→ Work to complete: Retype the lines below without changing a single character.

→ Task input:

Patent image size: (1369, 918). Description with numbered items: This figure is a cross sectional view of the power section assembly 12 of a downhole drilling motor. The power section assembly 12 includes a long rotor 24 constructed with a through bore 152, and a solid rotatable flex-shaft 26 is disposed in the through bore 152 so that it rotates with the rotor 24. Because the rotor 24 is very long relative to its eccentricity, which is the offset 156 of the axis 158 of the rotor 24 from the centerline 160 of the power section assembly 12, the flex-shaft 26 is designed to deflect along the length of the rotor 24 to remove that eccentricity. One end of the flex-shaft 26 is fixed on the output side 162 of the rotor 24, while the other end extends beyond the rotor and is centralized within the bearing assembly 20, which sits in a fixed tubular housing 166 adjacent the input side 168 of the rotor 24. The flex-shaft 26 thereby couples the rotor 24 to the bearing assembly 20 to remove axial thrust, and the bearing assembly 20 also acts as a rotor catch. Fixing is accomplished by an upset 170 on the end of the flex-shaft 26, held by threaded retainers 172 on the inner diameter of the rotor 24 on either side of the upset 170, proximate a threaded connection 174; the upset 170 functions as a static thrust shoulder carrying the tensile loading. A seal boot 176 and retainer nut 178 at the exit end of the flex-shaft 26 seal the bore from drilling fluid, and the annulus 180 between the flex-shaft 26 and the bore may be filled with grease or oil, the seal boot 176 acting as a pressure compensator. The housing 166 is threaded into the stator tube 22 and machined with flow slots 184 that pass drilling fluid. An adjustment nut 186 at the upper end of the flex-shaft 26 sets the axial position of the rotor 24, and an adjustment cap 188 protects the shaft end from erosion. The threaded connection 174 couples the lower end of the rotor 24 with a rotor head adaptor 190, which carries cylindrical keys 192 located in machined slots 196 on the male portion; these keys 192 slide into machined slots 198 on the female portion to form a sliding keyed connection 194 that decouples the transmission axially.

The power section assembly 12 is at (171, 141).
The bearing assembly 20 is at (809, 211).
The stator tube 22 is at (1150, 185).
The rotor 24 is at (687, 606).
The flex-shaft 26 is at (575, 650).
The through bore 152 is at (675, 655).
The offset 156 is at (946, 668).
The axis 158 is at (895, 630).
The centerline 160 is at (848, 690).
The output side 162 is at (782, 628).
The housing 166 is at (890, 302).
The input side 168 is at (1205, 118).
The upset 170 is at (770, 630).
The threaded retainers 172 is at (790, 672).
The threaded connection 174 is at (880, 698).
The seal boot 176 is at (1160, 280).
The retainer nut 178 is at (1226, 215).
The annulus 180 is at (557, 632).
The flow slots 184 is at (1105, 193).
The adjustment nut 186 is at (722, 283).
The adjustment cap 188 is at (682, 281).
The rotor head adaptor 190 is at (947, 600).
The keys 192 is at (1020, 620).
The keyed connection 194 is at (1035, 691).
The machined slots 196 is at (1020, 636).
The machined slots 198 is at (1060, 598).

→ Reply:
Patent image size: (1369, 918). Description with numbered items: This figure is a cross sectional view of the power section assembly 12 of a downhole drilling motor. The power section assembly 12 includes a long rotor 24 constructed with a through bore 152, and a solid rotatable flex-shaft 26 is disposed in the through bore 152 so that it rotates with the rotor 24. Because the rotor 24 is very long relative to its eccentricity, which is the offset 156 of the axis 158 of the rotor 24 from the centerline 160 of the power section assembly 12, the flex-shaft 26 is designed to deflect along the length of the rotor 24 to remove that eccentricity. One end of the flex-shaft 26 is fixed on the output side 162 of the rotor 24, while the other end extends beyond the rotor and is centralized within the bearing assembly 20, which sits in a fixed tubular housing 166 adjacent the input side 168 of the rotor 24. The flex-shaft 26 thereby couples the rotor 24 to the bearing assembly 20 to remove axial thrust, and the bearing assembly 20 also acts as a rotor catch. Fixing is accomplished by an upset 170 on the end of the flex-shaft 26, held by threaded retainers 172 on the inner diameter of the rotor 24 on either side of the upset 170, proximate a threaded connection 174; the upset 170 functions as a static thrust shoulder carrying the tensile loading. A seal boot 176 and retainer nut 178 at the exit end of the flex-shaft 26 seal the bore from drilling fluid, and the annulus 180 between the flex-shaft 26 and the bore may be filled with grease or oil, the seal boot 176 acting as a pressure compensator. The housing 166 is threaded into the stator tube 22 and machined with flow slots 184 that pass drilling fluid. An adjustment nut 186 at the upper end of the flex-shaft 26 sets the axial position of the rotor 24, and an adjustment cap 188 protects the shaft end from erosion. The threaded connection 174 couples the lower end of the rotor 24 with a rotor head adaptor 190, which carries cylindrical keys 192 located in machined slots 196 on the male portion; these keys 192 slide into machined slots 198 on the female portion to form a sliding keyed connection 194 that decouples the transmission axially.

The power section assembly 12 is at (171, 141).
The bearing assembly 20 is at (809, 211).
The stator tube 22 is at (1150, 185).
The rotor 24 is at (687, 606).
The flex-shaft 26 is at (575, 650).
The through bore 152 is at (675, 655).
The offset 156 is at (946, 668).
The axis 158 is at (895, 630).
The centerline 160 is at (848, 690).
The output side 162 is at (782, 628).
The housing 166 is at (890, 302).
The input side 168 is at (1205, 118).
The upset 170 is at (770, 630).
The threaded retainers 172 is at (790, 672).
The threaded connection 174 is at (880, 698).
The seal boot 176 is at (1160, 280).
The retainer nut 178 is at (1226, 215).
The annulus 180 is at (557, 632).
The flow slots 184 is at (1105, 193).
The adjustment nut 186 is at (722, 283).
The adjustment cap 188 is at (682, 281).
The rotor head adaptor 190 is at (947, 600).
The keys 192 is at (1020, 620).
The keyed connection 194 is at (1035, 691).
The machined slots 196 is at (1020, 636).
The machined slots 198 is at (1060, 598).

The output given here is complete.